- What you should do
Across the listing below, how many lines hold "Amdt"? Reply with the number by itself.

========================================================================

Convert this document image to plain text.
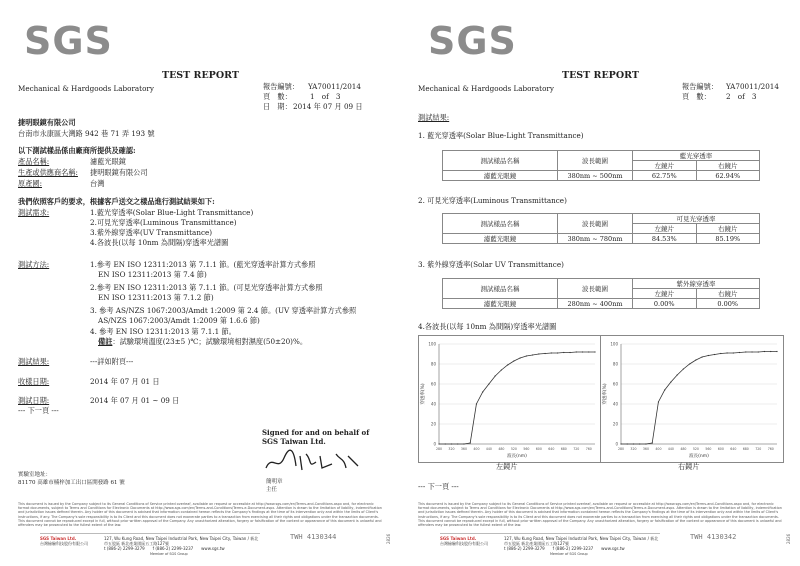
SGS
Mechanical & Hardgoods Laboratory
TEST REPORT
報告編號： YA70011/2014
頁　數：	1　of　3
日　期： 2014 年 07 月 09 日
捷明眼鏡有限公司
台南市永康區大灣路 942 巷 71 弄 193 號
以下測試樣品係由廠商所提供及確認:
產品名稱:	濾藍光眼鏡
生產或供應商名稱: 捷明眼鏡有限公司
原產國:	台灣
我們依照客戶的要求，根據客戶送交之樣品進行測試結果如下:
測試需求:	1.藍光穿透率(Solar Blue-Light Transmittance)
2.可見光穿透率(Luminous Transmittance)
3.紫外線穿透率(UV Transmittance)
4.各波長(以每 10nm 為間隔)穿透率光譜圖
測試方法:	1.參考 EN ISO 12311:2013 第 7.1.1 節。(藍光穿透率計算方式參照
EN ISO 12311:2013 第 7.4 節)
2.參考 EN ISO 12311:2013 第 7.1.1 節。(可見光穿透率計算方式參照
EN ISO 12311:2013 第 7.1.2 節)
3. 參考 AS/NZS 1067:2003/Amdt 1:2009 第 2.4 節。(UV 穿透率計算方式參照
AS/NZS 1067:2003/Amdt 1:2009 第 1.6.6 節)
4. 參考 EN ISO 12311:2013 第 7.1.1 節。
備註：試驗環境溫度(23±5 )℃；試驗環境相對濕度(50±20)%。
測試結果:	---詳如附頁---
收樣日期:	2014 年 07 月 01 日
測試日期:	2014 年 07 月 01 ~ 09 日
--- 下一頁 ---
Signed for and on behalf of
SGS Taiwan Ltd.
簡明章
主任
實驗室地址：
81170 高雄市楠梓加工出口區開發路 61 號
This document is issued by the Company subject to its General Conditions of Service printed overleaf, available on request or accessible at http://www.sgs.com/en/Terms-and-Conditions.aspx and, for electronic format documents, subject to Terms and Conditions for Electronic Documents at http://www.sgs.com/en/Terms-and-Conditions/Terms-e-Document.aspx. Attention is drawn to the limitation of liability, indemnification and jurisdiction issues defined therein. Any holder of this document is advised that information contained hereon reflects the Company's findings at the time of its intervention only and within the limits of Client's instructions, if any. The Company's sole responsibility is to its Client and this document does not exonerate parties to a transaction from exercising all their rights and obligations under the transaction documents. This document cannot be reproduced except in full, without prior written approval of the Company. Any unauthorized alteration, forgery or falsification of the content or appearance of this document is unlawful and offenders may be prosecuted to the fullest extent of the law.
SGS Taiwan Ltd.
台灣檢驗科技股份有限公司
127, Wu Kung Road, New Taipei Industrial Park, New Taipei City, Taiwan / 新北市五股區 新北產業園區五工路127號
t (886-2) 2299-3279　　f (886-2) 2299-3237　　www.sgs.tw
Member of SGS Group
TWH 4130344	2826
SGS
Mechanical & Hardgoods Laboratory
TEST REPORT
報告編號： YA70011/2014
頁　數： 2　of　3
測試結果:
1. 藍光穿透率(Solar Blue-Light Transmittance)
測試樣品名稱	波長範圍	藍光穿透率	
		左鏡片	右鏡片
濾藍光眼鏡	380nm ~ 500nm	62.75%	62.94%
2. 可見光穿透率(Luminous Transmittance)
測試樣品名稱	波長範圍	可見光穿透率	
		左鏡片	右鏡片
濾藍光眼鏡	380nm ~ 780nm	84.53%	85.19%
3. 紫外線穿透率(Solar UV Transmittance)
測試樣品名稱	波長範圍	紫外線穿透率	
		左鏡片	右鏡片
濾藍光眼鏡	280nm ~ 400nm	0.00%	0.00%
4.各波長(以每 10nm 為間隔)穿透率光譜圖
0
20
40
60
80
100
280 320 360 400 440 480 520 560 600 640 680 720 760
波長(nm)
穿透率(%)
0
20
40
60
80
100
280 320 360 400 440 480 520 560 600 640 680 720 760
波長(nm)
穿透率(%)
左鏡片	右鏡片
--- 下一頁 ---
This document is issued by the Company subject to its General Conditions of Service printed overleaf, available on request or accessible at http://www.sgs.com/en/Terms-and-Conditions.aspx and, for electronic format documents, subject to Terms and Conditions for Electronic Documents at http://www.sgs.com/en/Terms-and-Conditions/Terms-e-Document.aspx. Attention is drawn to the limitation of liability, indemnification and jurisdiction issues defined therein. Any holder of this document is advised that information contained hereon reflects the Company's findings at the time of its intervention only and within the limits of Client's instructions, if any. The Company's sole responsibility is to its Client and this document does not exonerate parties to a transaction from exercising all their rights and obligations under the transaction documents. This document cannot be reproduced except in full, without prior written approval of the Company. Any unauthorized alteration, forgery or falsification of the content or appearance of this document is unlawful and offenders may be prosecuted to the fullest extent of the law.
SGS Taiwan Ltd.
台灣檢驗科技股份有限公司
127, Wu Kung Road, New Taipei Industrial Park, New Taipei City, Taiwan / 新北市五股區 新北產業園區五工路127號
t (886-2) 2299-3279　　f (886-2) 2299-3237　　www.sgs.tw
Member of SGS Group
TWH 4130342	2826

========================================================================

- Worked answer
2